Shivering on the 49th Parallel
Tuesday, 23 February 2010

How come a “printing system” has to be a 300mb download or CD ordered by mail? I’m all for having that as an OPTION, but for servers and for shared printers, all I need is a driver and that can probably still fit on a floppy disk… if my computers and servers still had floppy drives, but that’s another post!

I already posted about 32-bit printing in an increasingly 64-bit world, and my medium-term solution for that was to stand up a 32-bit Windows Server 2008 VM and use that as a print server.

This post is the next step: printer drivers. Specifically migrating printer drivers from one server to another. For the small amount of printers I have to manage (three printers and two plotters in this office) or even the amount of printers (queues) at my last job (about 40) it’s not so difficult to do it manually. I did just that when we moved into a new building at my last job and stood up a VM just for print queues. Pretty straightforward, really: download the latest printer drivers from the manufacturers web site, unpack them to a network location, Add Printer from the printers window/control panel, new local port, new TCP/IP port, punch in the printer’s IP address, have disk, browse, click, select… done. 40 times. A wee bit time consuming. For this migration here I only had the six, so it should be even easier. But what if the newer version of a printer driver doesn’t work properly with your as-configured software?

That’s where I am right now. We have a Kyocera CM3232 photocopier/printer/scanner/fax. It’s a big one with it’s own onboard cost accounting and “proper” network scanning & faxing. It does color and black & white and prints on up to 11x17 paper (although not borderless printing). On the old OLD server, printing CAD drawings from Acrobat Reader plots properly. On the new-old server, it didn’t. There were some weird issues where drawings would not be rotated based on the settings you selected in Acrobat, but if you left Acrobat’s settings on Portrait but clicked Advanced Print Properties and changed it to landscape on the driver settings, it would work. Not very intuitive and sure to be the cause of plenty of helpdesk calls.

We tried a different driver, we tried an old driver from a CD that presumably came with the printer and nothing seemed to work. In the end, I re-pointed everyone’s printers back to the old server and removed the queues from the new-old server… but that old server isn’t going to last much longer and it’s not easy to find parts for an old IBM X-series Pentium III tower server, and having a single Windows 2000 Server in the mix is also holding the rest of the network back.

• **Exercises to complete**
(1) Echo the blog post on printer drivers word for word, from "We tried a different" to "the network back.", inclusive.
(2) Reproduce the lines of the records word for word, from the line holding "197, 218, 208]" to the line holding "199, 114, 213]", inclusive.

• **Material for this task**
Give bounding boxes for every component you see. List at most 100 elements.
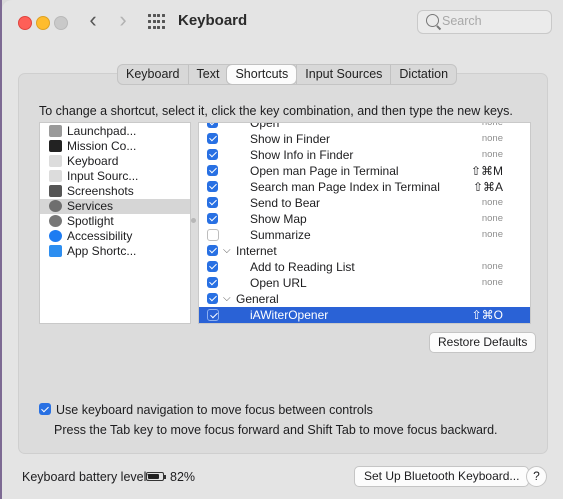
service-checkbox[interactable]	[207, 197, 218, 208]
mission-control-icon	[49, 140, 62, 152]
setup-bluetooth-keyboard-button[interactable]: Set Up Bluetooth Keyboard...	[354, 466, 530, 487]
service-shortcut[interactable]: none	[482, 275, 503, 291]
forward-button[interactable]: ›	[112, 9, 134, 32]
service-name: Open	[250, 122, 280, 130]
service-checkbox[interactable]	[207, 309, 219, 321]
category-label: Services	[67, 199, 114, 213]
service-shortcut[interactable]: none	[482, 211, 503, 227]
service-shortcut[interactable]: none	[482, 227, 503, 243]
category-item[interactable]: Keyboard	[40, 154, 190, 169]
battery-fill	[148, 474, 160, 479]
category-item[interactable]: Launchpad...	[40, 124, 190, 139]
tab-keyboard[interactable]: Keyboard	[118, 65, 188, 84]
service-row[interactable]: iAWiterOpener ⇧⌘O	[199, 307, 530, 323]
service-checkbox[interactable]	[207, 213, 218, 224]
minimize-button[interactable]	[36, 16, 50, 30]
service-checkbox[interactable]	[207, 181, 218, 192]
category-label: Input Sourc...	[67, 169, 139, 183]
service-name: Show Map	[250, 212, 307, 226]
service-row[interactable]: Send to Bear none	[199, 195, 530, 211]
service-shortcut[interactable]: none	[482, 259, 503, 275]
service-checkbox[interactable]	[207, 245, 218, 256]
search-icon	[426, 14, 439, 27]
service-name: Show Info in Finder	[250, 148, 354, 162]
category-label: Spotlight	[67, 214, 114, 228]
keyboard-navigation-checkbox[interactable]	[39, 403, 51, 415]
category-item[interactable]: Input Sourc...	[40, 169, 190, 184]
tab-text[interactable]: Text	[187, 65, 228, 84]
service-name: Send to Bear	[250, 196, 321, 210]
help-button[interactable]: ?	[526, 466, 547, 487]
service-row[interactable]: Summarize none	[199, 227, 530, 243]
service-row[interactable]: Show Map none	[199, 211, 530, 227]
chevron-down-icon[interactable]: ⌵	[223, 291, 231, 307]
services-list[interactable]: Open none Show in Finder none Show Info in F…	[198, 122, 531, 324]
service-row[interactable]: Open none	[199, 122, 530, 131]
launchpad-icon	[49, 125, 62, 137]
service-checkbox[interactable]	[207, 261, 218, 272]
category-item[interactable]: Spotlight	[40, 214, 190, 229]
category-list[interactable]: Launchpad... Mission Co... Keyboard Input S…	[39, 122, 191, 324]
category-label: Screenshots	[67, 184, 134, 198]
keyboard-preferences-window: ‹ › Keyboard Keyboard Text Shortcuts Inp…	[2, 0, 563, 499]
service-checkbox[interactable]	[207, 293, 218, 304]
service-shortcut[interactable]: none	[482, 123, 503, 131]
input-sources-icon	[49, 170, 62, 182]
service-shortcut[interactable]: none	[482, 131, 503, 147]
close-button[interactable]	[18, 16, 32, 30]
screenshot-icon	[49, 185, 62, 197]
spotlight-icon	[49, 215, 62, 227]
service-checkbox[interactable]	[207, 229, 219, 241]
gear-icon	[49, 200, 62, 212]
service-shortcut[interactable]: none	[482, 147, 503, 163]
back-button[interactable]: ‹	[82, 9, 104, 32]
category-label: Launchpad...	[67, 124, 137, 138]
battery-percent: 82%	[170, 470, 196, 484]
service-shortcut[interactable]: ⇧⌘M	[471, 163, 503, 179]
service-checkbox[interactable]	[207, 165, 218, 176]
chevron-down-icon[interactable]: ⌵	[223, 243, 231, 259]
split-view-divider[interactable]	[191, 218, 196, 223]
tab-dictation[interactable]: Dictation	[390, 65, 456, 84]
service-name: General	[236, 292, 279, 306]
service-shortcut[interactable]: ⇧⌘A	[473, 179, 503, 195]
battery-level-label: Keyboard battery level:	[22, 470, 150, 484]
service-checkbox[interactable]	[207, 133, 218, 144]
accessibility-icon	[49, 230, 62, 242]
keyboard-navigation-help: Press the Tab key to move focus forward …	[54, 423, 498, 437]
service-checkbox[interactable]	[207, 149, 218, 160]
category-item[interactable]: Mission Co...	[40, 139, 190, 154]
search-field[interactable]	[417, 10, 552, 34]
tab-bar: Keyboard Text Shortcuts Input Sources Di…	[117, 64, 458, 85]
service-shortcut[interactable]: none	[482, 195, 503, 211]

• **Task-by-task solutions**
(1)
We tried a different driver, we tried an old driver from a CD that presumably came with the printer and nothing seemed to work. In the end, I re-pointed everyone’s printers back to the old server and removed the queues from the new-old server… but that old server isn’t going to last much longer and it’s not easy to find parts for an old IBM X-series Pentium III tower server, and having a single Windows 2000 Server in the mix is also holding the rest of the network back.

(2)
service-checkbox[interactable]	[207, 197, 218, 208]
mission-control-icon	[49, 140, 62, 152]
setup-bluetooth-keyboard-button[interactable]: Set Up Bluetooth Keyboard...	[354, 466, 530, 487]
service-shortcut[interactable]: none	[482, 275, 503, 291]
forward-button[interactable]: ›	[112, 9, 134, 32]
service-name: Open	[250, 122, 280, 130]
service-checkbox[interactable]	[207, 309, 219, 321]
category-label: Services	[67, 199, 114, 213]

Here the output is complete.